* Stored rows *
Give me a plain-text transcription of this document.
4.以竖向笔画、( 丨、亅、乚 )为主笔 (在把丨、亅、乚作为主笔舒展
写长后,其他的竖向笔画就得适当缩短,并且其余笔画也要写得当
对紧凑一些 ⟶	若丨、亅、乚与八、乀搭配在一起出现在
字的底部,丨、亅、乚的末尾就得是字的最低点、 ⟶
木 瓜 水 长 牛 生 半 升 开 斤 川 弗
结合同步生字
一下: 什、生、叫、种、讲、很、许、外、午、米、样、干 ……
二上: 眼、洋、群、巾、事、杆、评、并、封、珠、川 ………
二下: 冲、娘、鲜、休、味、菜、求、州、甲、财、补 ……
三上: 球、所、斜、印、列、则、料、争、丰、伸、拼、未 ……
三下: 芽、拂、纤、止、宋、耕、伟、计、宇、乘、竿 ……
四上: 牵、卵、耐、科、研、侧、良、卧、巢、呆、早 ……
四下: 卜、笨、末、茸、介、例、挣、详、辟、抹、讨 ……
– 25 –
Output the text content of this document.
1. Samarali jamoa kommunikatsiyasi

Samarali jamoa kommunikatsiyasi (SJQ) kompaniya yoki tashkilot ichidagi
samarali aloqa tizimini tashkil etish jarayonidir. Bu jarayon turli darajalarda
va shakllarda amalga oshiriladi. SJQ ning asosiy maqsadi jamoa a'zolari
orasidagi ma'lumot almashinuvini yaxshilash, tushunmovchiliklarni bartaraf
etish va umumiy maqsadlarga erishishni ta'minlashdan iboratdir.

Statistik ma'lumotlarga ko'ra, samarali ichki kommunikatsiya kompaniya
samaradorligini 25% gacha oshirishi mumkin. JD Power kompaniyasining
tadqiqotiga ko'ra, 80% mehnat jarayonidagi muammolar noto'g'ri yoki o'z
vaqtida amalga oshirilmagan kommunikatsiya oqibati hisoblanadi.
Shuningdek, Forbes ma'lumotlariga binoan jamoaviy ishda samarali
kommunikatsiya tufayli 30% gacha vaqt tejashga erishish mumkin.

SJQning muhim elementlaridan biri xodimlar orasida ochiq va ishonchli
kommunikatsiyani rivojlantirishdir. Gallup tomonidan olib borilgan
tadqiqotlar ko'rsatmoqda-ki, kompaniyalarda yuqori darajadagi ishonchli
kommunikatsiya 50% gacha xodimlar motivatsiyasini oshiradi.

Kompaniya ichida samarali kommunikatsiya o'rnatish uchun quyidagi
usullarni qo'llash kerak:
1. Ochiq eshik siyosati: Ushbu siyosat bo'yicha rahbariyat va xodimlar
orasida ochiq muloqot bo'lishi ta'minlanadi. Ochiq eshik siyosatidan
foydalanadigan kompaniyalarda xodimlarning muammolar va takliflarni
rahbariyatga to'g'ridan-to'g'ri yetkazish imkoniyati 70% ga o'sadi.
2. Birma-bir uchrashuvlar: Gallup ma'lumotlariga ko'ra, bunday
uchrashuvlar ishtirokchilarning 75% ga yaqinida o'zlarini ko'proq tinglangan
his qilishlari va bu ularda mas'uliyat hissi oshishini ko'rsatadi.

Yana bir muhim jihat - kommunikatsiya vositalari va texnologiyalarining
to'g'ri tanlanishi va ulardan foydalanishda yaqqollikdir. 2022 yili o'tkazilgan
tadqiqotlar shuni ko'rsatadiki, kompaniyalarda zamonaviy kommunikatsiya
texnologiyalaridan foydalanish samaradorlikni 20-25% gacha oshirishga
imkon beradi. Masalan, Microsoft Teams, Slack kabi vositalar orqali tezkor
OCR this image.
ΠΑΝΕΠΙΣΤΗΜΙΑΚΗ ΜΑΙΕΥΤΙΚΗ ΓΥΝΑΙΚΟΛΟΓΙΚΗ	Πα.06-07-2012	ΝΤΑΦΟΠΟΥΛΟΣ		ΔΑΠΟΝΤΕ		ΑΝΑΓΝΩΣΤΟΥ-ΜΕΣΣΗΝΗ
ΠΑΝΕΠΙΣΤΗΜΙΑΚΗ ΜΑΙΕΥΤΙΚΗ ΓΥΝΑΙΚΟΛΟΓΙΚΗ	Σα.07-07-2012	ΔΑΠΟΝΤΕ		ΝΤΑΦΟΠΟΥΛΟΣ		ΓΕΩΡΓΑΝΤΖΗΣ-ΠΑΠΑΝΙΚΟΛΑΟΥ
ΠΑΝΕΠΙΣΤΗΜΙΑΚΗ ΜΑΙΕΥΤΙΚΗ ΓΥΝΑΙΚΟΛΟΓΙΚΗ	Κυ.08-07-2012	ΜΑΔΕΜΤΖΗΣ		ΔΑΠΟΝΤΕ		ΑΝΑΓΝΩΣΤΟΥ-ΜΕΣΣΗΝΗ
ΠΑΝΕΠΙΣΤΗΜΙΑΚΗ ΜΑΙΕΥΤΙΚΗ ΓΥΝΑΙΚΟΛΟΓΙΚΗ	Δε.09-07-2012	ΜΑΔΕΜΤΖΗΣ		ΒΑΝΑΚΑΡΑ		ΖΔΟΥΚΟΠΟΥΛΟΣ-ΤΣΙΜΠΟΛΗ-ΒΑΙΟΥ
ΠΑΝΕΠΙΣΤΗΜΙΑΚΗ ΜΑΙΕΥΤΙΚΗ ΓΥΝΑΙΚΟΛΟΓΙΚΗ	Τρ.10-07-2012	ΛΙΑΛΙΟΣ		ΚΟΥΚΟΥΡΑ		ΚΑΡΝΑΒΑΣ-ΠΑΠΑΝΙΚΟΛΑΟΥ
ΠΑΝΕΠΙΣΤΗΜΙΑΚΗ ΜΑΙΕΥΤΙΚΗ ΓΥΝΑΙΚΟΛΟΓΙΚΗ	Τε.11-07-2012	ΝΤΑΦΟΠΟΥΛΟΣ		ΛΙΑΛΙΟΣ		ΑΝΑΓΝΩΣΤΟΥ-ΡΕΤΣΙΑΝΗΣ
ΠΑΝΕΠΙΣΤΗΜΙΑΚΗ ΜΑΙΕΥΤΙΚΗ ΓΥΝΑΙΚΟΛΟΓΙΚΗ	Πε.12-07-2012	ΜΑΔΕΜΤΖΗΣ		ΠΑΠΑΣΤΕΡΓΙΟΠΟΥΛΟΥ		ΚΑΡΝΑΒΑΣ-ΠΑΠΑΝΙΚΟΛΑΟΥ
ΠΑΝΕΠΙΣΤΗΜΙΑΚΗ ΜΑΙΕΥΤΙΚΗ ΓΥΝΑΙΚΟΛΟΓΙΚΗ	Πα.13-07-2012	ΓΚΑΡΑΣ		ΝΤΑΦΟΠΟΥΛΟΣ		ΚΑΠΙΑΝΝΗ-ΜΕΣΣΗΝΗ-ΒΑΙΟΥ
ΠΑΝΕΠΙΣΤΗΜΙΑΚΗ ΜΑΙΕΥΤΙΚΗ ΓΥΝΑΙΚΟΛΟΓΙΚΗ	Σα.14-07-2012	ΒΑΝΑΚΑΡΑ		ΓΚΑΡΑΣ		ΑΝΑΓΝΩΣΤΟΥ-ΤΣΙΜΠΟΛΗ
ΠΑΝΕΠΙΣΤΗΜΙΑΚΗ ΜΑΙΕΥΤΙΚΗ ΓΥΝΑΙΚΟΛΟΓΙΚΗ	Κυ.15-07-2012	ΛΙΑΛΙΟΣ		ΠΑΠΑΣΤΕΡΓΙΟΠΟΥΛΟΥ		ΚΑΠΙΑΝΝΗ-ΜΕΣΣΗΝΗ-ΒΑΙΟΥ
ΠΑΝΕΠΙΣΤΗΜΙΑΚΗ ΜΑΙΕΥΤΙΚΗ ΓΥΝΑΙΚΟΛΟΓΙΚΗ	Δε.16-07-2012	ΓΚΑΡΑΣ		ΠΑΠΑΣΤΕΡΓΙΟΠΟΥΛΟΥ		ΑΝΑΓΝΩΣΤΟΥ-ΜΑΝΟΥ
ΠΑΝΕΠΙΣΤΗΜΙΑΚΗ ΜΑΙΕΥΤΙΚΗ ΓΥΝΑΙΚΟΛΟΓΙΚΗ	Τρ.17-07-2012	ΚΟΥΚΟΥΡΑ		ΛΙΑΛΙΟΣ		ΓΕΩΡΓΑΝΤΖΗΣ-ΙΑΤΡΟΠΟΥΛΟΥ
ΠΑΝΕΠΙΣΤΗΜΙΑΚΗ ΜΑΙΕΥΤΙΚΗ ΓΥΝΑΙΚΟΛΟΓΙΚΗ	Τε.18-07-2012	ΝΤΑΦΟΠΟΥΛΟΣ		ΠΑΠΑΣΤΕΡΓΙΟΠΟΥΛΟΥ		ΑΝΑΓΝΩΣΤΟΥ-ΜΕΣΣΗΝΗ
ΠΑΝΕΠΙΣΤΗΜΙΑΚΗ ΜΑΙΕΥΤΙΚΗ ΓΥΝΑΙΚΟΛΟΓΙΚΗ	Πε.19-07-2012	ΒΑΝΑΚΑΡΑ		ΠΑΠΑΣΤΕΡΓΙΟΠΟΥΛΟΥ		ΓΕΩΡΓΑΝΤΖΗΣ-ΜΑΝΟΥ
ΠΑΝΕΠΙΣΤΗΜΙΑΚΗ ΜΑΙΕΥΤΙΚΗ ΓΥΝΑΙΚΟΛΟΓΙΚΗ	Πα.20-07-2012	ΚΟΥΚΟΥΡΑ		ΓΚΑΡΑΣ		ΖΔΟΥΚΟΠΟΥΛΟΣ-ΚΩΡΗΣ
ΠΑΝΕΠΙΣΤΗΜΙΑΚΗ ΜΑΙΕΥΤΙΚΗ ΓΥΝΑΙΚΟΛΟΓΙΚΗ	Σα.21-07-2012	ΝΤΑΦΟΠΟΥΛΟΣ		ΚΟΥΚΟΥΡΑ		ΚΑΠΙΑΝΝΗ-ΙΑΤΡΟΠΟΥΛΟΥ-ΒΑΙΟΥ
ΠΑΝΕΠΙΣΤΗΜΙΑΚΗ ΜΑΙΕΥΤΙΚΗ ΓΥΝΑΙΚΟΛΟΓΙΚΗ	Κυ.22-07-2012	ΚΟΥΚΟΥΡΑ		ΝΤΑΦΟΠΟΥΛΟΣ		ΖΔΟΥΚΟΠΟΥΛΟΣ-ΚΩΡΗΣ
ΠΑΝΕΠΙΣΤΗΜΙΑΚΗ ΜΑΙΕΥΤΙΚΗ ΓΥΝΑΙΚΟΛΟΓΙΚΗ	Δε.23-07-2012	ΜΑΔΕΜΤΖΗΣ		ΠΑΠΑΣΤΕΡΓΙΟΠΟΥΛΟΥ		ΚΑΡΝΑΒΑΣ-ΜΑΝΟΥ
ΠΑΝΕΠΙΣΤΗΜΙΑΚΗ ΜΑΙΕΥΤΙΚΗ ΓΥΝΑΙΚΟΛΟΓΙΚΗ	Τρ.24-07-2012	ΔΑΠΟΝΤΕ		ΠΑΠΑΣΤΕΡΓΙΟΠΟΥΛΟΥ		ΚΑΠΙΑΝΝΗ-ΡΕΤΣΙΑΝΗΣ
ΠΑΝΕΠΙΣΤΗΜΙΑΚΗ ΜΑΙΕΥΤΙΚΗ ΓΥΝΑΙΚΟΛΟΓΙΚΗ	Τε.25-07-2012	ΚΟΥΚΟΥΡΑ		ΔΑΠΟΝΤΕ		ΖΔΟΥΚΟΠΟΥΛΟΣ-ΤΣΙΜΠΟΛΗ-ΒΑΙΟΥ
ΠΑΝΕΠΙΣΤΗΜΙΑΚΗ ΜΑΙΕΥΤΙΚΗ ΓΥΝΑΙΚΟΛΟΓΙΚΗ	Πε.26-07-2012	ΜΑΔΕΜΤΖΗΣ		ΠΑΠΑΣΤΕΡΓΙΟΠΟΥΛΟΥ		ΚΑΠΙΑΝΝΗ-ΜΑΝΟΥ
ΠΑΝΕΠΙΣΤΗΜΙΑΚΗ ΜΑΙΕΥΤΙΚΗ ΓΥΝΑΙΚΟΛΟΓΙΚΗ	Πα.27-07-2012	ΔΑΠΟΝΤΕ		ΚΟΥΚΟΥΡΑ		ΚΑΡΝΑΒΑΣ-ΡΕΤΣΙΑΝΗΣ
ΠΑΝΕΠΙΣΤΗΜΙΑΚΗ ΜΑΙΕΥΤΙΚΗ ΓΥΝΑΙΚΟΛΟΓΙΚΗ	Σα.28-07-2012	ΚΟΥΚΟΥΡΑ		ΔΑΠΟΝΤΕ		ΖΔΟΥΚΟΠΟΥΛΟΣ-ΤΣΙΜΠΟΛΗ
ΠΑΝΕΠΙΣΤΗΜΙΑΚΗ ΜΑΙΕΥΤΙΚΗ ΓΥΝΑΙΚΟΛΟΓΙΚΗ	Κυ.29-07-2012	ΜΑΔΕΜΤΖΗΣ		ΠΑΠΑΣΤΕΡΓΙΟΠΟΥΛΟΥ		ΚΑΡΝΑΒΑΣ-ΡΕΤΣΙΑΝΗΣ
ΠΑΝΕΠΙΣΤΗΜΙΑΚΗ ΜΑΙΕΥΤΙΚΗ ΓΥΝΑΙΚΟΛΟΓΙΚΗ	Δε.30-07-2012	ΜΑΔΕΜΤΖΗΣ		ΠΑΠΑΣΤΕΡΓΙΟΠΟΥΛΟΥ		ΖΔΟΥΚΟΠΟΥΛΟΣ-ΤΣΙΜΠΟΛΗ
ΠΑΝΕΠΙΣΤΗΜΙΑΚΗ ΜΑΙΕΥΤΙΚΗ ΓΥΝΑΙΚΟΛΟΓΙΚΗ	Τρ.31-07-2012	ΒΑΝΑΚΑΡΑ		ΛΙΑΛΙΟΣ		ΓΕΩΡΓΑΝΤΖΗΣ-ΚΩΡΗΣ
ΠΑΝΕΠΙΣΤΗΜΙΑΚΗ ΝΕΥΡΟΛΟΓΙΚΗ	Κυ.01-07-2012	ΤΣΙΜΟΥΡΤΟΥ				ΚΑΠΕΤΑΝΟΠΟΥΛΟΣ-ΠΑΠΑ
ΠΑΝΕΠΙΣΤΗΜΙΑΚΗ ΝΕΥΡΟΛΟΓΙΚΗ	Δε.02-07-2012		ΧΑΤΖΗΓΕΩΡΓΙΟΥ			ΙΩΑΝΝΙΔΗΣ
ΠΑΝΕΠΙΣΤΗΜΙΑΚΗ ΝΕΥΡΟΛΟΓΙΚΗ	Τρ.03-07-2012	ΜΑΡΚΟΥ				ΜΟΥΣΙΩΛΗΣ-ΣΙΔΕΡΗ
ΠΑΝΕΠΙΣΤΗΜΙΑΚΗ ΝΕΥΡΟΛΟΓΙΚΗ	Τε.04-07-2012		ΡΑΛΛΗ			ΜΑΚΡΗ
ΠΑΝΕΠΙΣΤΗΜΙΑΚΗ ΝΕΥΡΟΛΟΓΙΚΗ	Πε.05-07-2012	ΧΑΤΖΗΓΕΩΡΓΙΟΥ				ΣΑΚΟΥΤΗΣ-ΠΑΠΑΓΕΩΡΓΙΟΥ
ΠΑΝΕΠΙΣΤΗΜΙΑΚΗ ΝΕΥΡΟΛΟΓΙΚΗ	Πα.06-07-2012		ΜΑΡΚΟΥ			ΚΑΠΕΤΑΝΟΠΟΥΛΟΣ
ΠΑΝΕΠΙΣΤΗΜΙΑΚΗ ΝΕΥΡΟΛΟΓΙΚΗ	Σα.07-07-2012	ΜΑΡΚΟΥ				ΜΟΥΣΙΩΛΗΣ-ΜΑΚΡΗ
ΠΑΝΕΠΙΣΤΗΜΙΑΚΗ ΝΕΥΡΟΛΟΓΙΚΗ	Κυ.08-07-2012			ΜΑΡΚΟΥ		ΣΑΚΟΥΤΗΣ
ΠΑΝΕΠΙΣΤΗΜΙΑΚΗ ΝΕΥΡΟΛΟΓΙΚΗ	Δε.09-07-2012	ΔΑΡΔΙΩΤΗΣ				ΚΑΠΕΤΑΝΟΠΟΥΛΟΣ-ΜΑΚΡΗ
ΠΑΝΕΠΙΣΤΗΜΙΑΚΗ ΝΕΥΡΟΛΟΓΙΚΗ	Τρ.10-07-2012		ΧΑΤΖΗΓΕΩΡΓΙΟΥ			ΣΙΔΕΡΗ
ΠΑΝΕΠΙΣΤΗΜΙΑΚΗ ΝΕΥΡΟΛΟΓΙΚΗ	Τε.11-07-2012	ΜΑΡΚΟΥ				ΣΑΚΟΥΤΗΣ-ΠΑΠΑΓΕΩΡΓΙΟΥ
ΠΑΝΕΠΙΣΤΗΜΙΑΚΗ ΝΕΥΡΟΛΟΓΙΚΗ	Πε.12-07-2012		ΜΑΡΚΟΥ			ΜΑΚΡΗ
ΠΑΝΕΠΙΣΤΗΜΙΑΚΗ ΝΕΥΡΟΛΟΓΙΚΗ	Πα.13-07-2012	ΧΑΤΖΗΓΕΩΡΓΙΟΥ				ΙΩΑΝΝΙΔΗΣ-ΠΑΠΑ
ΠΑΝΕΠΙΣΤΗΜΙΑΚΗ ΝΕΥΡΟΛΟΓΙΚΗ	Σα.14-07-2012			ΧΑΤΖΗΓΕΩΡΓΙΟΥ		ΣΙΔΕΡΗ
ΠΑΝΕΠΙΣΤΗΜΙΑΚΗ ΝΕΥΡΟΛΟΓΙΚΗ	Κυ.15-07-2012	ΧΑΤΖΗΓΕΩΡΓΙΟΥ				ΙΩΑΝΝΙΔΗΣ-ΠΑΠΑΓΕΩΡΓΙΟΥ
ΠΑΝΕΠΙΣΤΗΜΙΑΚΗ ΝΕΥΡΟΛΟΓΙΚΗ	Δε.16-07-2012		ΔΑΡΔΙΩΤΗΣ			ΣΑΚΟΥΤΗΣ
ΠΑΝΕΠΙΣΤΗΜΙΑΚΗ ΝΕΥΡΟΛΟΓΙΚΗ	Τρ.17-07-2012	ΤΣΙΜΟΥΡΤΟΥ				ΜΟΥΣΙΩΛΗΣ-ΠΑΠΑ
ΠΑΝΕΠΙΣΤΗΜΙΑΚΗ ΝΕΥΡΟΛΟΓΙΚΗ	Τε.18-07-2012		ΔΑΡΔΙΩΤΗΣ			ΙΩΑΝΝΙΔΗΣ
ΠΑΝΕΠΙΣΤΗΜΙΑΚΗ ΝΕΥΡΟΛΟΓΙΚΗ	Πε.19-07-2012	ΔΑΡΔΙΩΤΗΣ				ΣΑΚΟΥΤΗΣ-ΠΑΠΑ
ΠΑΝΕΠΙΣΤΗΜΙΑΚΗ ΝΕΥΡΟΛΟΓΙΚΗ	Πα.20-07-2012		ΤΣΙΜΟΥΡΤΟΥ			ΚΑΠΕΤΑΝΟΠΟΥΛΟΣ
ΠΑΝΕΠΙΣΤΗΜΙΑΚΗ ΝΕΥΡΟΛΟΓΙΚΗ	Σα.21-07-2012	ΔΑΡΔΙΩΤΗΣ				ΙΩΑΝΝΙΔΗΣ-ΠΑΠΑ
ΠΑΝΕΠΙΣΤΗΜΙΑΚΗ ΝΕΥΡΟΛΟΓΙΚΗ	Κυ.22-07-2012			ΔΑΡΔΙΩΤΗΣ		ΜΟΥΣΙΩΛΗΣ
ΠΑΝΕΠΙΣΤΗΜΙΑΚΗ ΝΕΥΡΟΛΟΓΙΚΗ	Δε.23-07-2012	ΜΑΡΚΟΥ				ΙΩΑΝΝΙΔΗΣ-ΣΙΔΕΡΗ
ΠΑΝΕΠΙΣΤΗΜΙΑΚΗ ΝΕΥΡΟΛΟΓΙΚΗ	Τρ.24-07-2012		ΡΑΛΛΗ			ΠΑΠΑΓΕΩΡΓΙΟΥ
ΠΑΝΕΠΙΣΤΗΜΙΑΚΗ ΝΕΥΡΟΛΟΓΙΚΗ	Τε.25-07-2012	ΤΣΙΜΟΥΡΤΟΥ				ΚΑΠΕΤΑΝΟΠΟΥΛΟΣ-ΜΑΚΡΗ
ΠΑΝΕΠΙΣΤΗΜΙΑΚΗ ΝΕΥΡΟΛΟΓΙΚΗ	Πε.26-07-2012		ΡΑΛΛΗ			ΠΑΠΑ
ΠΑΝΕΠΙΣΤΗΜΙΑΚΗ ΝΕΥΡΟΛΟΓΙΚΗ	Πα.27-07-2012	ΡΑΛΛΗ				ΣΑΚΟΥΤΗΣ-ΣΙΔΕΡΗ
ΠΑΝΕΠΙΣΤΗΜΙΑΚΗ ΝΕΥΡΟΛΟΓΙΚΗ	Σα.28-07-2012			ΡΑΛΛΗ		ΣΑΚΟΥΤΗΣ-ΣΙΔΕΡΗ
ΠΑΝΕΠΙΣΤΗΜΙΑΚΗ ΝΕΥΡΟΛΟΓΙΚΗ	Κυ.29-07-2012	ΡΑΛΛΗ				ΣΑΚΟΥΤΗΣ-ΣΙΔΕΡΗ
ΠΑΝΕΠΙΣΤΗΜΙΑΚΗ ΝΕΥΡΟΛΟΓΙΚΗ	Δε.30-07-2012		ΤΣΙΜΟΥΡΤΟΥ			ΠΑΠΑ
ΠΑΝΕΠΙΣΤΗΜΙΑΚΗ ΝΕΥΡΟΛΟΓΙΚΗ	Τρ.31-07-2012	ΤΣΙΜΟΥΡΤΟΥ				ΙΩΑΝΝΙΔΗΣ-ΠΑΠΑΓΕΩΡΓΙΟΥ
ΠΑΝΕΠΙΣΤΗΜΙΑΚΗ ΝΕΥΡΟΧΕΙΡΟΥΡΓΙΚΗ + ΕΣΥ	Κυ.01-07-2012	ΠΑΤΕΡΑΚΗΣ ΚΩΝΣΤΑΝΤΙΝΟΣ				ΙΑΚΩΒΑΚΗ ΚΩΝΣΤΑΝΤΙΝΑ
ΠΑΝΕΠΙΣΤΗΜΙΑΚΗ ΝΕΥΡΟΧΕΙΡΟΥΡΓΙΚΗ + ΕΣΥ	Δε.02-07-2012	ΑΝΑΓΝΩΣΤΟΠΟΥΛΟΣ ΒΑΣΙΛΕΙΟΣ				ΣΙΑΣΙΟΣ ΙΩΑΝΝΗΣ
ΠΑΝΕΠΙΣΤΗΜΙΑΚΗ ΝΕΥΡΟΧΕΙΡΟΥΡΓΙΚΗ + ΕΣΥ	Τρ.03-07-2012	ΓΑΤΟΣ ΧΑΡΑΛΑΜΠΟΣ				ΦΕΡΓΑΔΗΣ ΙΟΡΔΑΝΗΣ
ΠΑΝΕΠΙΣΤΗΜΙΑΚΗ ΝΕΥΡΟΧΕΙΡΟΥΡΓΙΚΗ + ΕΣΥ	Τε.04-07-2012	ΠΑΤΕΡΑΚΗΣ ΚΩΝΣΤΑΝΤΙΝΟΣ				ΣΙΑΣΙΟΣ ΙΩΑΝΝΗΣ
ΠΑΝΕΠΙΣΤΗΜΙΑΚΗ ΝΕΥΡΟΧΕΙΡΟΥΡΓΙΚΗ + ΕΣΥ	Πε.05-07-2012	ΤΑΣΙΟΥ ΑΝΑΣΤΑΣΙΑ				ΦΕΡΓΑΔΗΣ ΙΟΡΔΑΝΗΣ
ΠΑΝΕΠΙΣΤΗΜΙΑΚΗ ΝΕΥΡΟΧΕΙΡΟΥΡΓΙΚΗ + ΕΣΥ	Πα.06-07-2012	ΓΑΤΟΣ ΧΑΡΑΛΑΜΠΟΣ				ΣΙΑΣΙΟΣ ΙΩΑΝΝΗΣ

* Goal *
Of all the lines in the entries, how many contain the word "ΙΩΑΝΝΙΔΗΣ"? Give only the number.

* Task solution *
7